#### STATED PROBLEM:
Across the material below, how many lines contain the word "担当者は"? Give only the number.

#### DATASET EXTRACT:
==*==

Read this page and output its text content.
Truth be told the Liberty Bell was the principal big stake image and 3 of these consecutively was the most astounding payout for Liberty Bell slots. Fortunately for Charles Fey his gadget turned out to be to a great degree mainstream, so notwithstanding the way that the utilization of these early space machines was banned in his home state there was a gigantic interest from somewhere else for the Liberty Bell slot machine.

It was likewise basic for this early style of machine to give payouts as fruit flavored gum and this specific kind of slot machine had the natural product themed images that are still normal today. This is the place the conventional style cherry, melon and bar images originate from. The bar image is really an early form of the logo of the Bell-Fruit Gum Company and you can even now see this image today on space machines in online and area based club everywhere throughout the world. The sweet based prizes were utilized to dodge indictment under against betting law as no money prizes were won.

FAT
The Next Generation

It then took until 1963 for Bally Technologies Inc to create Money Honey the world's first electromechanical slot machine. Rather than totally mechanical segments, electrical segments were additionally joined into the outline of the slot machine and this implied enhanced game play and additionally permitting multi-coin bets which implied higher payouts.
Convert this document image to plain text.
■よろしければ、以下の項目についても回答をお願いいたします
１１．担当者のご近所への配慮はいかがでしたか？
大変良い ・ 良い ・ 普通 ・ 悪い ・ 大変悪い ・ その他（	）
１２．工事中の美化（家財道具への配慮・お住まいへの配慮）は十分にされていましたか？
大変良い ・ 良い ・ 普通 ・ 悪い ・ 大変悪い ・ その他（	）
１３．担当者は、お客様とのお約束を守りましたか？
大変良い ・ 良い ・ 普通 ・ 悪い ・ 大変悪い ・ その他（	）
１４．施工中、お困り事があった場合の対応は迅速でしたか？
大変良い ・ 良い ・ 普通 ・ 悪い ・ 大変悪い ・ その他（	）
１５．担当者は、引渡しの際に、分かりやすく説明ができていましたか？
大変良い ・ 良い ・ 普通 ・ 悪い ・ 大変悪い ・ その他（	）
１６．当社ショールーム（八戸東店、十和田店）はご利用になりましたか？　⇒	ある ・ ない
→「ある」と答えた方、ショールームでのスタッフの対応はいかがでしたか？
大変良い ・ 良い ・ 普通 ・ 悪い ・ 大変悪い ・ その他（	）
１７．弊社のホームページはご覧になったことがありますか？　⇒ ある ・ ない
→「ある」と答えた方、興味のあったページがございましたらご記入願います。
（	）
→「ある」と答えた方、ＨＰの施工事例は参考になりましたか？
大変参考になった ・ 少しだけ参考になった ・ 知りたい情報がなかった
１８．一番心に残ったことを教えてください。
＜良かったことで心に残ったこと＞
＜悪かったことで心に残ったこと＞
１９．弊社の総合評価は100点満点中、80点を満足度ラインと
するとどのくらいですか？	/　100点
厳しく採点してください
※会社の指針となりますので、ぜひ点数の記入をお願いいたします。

==*==

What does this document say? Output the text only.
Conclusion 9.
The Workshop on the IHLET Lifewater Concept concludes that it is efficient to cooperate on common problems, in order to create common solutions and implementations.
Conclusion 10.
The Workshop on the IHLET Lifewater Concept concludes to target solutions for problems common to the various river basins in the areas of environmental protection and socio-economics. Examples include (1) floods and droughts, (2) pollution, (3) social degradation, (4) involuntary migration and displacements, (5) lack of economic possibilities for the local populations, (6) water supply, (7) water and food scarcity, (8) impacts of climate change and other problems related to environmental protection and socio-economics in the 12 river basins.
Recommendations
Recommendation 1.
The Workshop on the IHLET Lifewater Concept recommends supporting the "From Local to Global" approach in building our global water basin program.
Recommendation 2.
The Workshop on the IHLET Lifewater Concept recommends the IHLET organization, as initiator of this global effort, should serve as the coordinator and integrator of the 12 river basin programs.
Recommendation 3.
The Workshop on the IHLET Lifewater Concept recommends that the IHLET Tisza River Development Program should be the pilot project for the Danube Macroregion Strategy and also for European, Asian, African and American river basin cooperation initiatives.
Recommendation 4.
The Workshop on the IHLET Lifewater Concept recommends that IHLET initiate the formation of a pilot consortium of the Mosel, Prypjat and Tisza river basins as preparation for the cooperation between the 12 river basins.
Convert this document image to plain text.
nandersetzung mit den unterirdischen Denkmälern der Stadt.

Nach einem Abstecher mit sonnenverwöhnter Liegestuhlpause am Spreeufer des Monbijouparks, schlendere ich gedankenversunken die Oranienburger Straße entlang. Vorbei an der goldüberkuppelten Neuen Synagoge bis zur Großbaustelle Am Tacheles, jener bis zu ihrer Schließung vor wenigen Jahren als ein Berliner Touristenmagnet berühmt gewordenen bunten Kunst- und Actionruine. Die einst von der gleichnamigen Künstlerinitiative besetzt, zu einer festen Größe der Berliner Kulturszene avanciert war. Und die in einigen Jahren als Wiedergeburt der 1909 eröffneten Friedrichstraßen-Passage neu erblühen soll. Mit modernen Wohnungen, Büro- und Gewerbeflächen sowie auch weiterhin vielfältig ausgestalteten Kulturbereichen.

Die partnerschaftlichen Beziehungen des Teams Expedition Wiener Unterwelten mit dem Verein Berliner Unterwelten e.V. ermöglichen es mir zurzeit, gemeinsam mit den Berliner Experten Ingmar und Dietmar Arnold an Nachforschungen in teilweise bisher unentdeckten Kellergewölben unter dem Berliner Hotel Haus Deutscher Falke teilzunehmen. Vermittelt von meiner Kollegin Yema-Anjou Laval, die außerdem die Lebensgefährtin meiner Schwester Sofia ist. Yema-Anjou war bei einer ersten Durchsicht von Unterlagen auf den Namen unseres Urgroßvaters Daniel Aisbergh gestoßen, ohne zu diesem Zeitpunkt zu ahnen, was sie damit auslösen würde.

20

==*==

#### WRITTEN RESPONSE:
2